» **Task directions**:
Look through the material and tally each line bearing the word "name". Give only the total.

** begin **

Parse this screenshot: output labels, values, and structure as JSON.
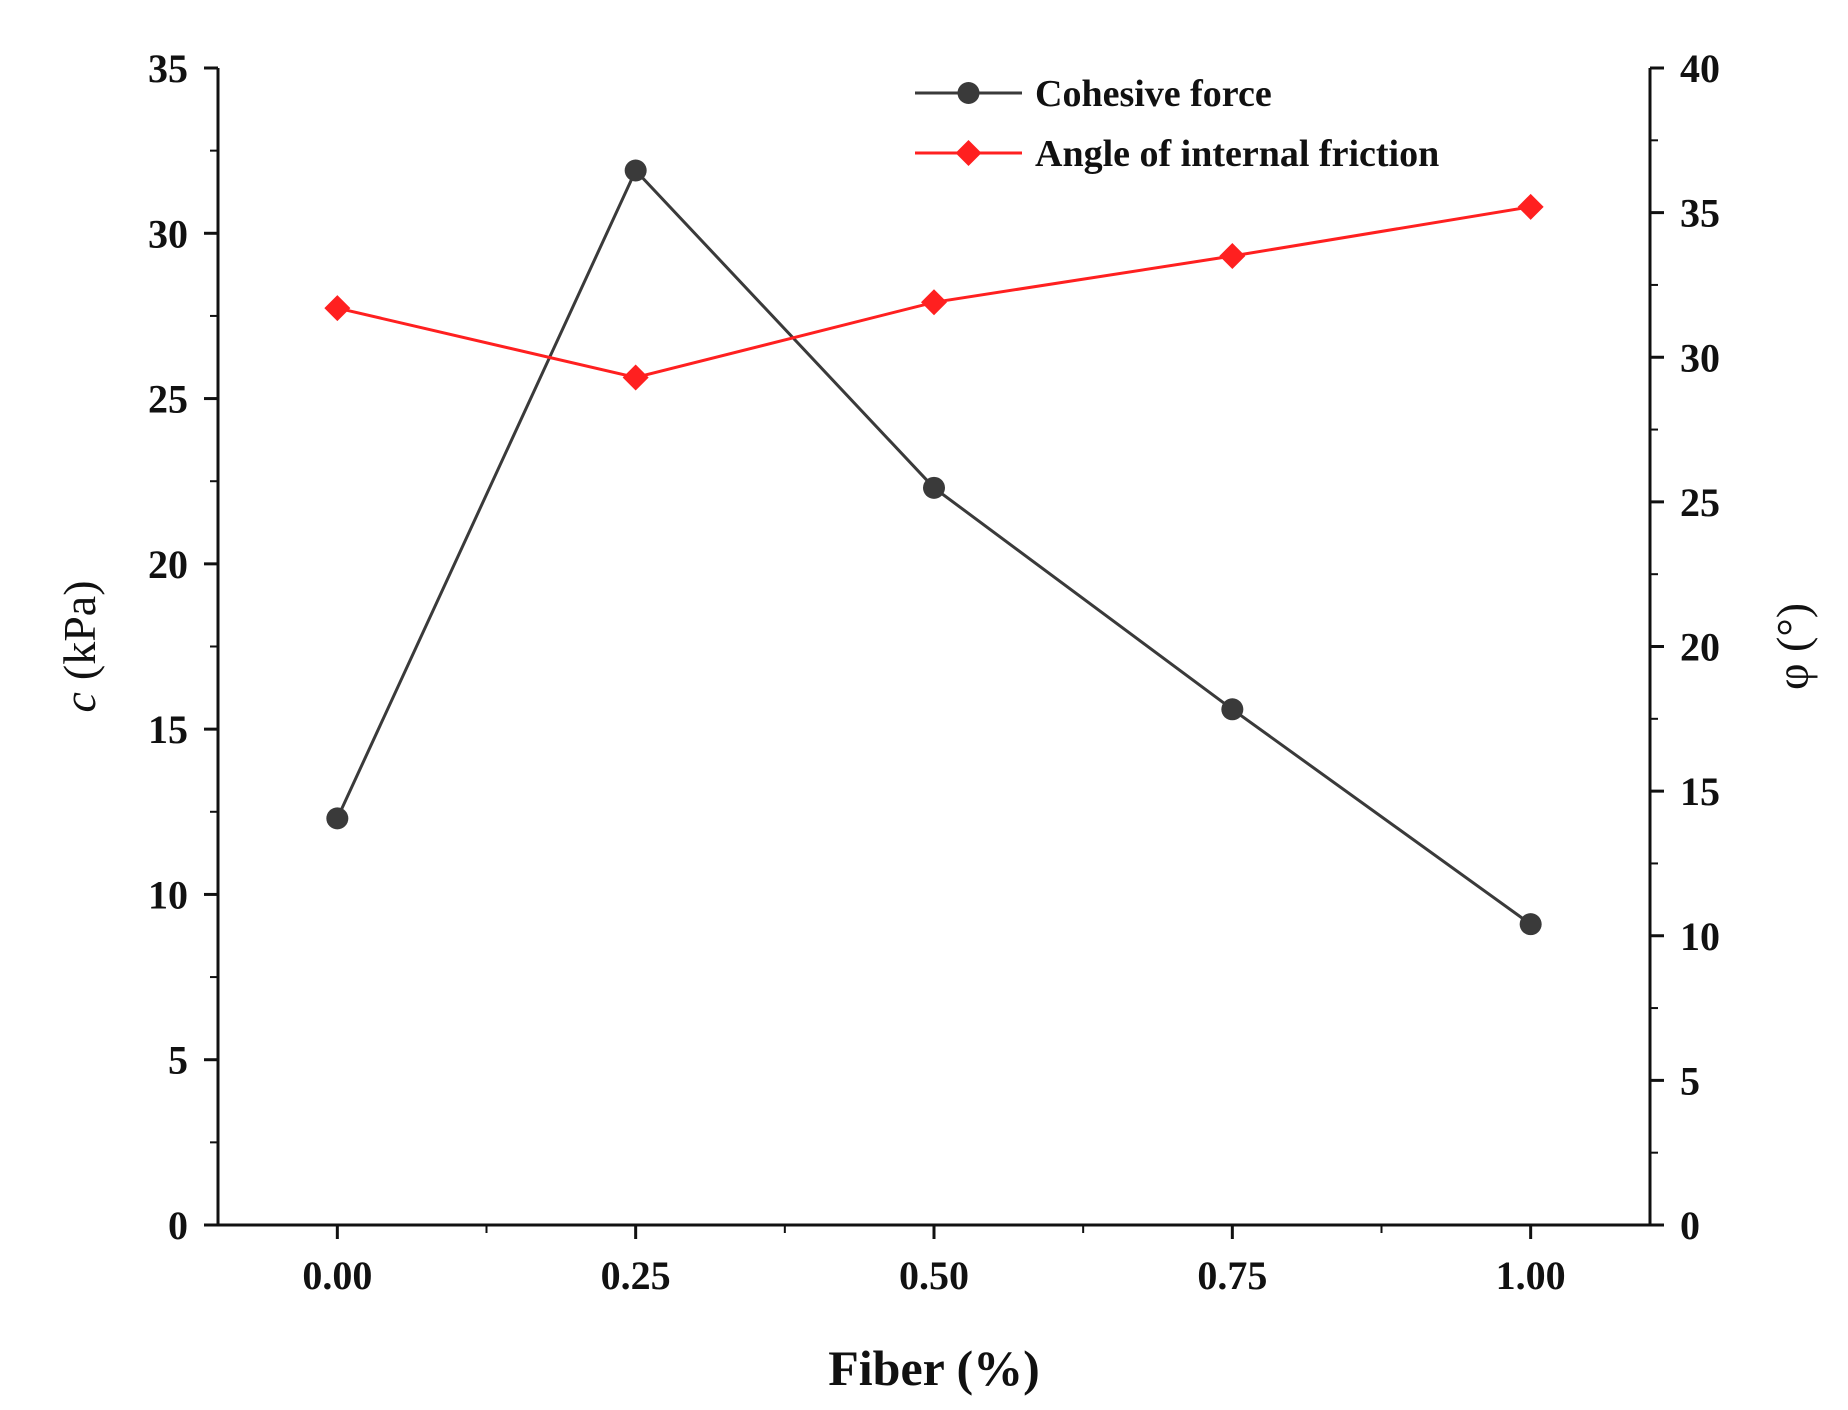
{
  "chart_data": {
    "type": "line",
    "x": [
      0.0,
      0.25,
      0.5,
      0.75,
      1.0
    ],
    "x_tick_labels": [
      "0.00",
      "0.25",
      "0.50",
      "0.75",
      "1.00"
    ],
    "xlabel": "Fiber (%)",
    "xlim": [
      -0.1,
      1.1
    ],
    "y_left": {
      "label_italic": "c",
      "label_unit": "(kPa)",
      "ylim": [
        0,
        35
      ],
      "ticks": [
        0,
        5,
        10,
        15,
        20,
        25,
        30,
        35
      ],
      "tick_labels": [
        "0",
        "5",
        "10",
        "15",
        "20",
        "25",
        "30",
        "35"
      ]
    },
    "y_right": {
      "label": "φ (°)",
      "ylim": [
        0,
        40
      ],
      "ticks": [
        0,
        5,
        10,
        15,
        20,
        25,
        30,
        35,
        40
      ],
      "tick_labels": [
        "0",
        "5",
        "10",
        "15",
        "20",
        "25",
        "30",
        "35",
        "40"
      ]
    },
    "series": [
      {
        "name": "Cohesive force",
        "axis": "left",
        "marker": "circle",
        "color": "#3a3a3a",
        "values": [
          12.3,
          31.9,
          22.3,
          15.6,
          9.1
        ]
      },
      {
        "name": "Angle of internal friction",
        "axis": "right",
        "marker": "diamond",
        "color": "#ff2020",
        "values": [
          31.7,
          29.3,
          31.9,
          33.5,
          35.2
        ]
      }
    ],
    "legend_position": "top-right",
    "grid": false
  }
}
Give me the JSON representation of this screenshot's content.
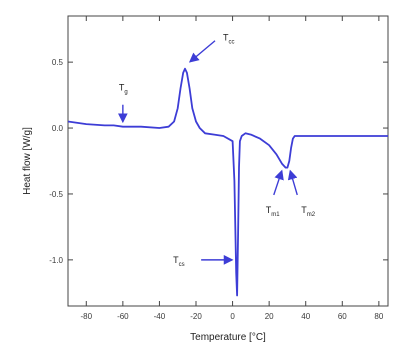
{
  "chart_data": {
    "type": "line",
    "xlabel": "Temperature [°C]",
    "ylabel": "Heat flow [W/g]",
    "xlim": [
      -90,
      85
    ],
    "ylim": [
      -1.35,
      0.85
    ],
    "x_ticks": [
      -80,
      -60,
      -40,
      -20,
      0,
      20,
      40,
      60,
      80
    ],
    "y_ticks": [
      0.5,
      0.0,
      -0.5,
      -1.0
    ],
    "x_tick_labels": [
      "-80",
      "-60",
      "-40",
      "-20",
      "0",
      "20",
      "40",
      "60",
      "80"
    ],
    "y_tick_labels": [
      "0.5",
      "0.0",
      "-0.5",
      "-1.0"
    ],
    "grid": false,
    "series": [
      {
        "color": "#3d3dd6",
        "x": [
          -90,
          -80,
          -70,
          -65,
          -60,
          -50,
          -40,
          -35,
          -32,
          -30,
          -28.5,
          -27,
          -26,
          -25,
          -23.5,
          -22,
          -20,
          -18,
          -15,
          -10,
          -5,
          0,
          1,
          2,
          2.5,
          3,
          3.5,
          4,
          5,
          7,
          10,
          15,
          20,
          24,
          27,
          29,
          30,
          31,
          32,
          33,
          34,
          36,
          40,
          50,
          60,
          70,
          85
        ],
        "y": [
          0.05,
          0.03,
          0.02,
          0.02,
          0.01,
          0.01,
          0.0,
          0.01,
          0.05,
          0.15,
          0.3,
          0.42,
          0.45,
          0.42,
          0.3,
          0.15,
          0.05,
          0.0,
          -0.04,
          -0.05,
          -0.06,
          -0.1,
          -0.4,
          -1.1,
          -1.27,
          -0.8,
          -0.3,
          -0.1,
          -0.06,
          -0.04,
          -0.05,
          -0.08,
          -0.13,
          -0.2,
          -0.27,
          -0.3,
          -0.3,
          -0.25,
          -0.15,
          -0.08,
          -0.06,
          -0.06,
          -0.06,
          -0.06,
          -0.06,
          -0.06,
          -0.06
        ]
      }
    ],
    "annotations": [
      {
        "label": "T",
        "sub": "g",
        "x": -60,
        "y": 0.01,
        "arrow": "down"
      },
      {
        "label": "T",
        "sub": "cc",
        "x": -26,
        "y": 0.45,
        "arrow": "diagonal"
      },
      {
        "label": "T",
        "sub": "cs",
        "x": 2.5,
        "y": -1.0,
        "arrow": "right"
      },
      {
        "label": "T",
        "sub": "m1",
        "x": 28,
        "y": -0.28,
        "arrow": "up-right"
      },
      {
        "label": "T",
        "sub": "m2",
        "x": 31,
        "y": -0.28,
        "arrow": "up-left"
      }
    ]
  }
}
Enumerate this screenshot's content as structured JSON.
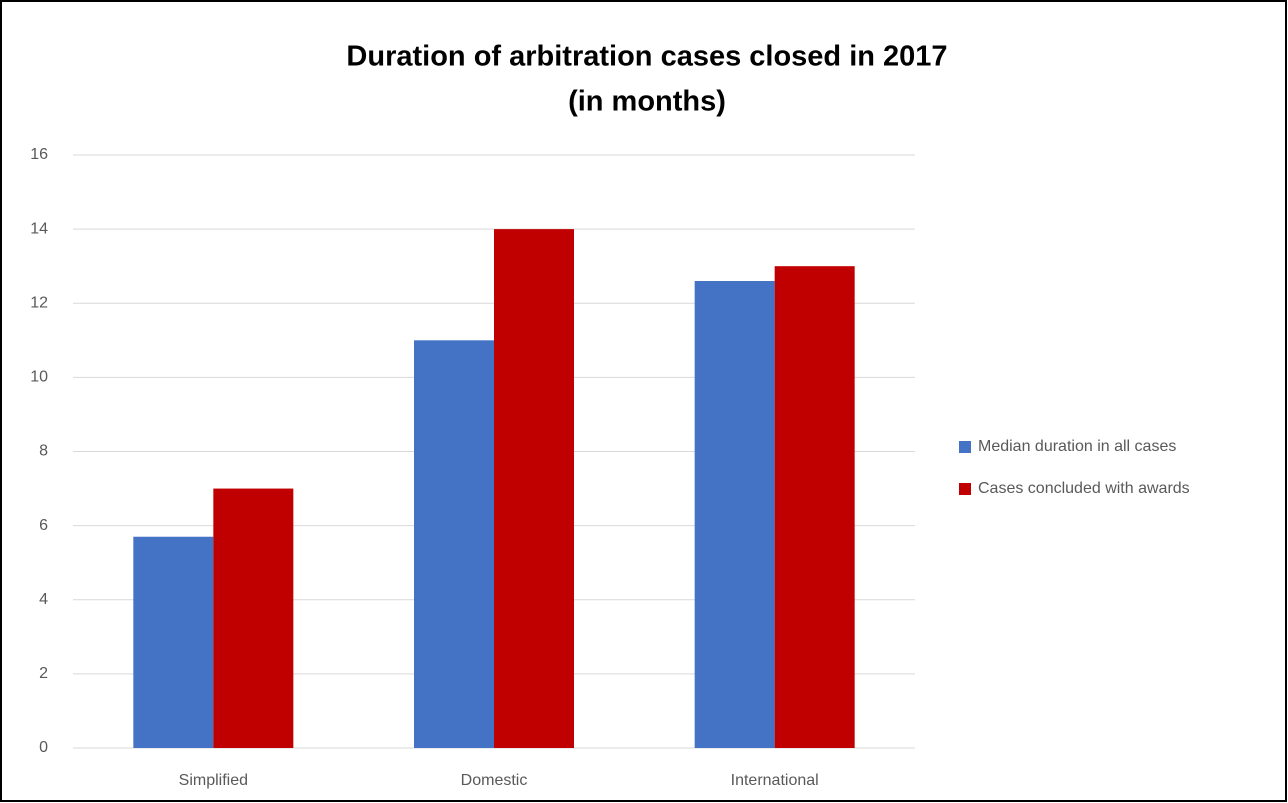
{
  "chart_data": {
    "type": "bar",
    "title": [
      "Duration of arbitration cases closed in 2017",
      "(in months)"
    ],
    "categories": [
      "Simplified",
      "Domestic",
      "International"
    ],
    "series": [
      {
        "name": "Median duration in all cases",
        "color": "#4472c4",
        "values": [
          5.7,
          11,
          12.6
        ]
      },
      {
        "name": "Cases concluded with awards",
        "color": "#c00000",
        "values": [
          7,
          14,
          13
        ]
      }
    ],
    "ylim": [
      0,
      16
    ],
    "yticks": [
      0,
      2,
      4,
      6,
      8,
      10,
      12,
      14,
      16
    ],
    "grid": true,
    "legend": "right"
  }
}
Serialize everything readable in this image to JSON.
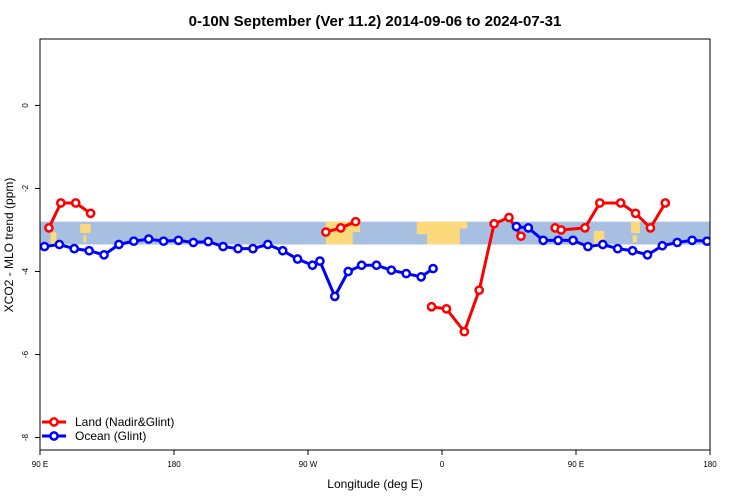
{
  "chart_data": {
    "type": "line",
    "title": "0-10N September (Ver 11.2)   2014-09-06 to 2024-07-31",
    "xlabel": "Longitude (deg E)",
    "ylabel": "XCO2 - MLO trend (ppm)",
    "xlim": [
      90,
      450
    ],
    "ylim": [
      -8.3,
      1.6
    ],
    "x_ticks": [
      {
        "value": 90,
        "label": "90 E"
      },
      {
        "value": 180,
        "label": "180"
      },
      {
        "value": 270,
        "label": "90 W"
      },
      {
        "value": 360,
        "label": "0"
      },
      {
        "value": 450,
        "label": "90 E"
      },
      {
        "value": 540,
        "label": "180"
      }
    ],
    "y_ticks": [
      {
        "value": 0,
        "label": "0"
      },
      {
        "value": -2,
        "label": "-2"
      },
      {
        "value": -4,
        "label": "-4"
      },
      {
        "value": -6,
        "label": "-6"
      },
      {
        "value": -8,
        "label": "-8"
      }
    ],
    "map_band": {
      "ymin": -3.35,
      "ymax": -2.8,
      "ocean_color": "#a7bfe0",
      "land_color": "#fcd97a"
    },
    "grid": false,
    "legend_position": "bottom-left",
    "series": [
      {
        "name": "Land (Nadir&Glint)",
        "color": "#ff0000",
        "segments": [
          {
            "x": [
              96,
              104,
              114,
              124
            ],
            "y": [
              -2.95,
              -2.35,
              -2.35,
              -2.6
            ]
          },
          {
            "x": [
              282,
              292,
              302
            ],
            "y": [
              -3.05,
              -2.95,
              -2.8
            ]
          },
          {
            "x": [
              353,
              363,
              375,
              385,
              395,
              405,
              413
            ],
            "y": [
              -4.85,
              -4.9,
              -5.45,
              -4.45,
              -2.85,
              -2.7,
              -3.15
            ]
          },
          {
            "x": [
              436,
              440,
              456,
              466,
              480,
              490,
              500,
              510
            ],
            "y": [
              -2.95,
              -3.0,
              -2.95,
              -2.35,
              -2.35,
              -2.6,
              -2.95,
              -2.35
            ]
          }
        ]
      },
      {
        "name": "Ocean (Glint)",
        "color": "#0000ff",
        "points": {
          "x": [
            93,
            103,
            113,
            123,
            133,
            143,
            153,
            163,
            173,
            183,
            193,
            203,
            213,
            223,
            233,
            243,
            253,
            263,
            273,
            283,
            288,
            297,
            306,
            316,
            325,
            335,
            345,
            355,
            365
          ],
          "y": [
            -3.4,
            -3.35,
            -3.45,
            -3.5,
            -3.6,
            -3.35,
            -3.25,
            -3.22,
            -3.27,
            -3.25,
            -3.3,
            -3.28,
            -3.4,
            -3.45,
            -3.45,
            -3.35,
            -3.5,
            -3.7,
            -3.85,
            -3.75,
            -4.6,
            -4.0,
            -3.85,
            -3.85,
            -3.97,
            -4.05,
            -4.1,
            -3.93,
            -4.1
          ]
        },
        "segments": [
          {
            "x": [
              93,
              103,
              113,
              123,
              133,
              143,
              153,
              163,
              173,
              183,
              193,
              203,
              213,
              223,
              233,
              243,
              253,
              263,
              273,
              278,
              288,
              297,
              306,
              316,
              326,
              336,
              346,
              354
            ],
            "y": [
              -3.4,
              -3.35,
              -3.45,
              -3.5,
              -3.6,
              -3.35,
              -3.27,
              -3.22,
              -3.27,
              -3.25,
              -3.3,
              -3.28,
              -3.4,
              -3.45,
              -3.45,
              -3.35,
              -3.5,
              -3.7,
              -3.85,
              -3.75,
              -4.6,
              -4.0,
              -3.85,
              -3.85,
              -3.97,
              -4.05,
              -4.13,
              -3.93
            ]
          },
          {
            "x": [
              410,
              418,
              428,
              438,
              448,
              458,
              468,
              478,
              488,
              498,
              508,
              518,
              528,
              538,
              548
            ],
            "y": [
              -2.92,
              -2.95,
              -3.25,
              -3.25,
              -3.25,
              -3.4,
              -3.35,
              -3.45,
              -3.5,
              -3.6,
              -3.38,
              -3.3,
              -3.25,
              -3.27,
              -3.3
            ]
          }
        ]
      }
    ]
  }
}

** end **

» **Reply to the task**:
6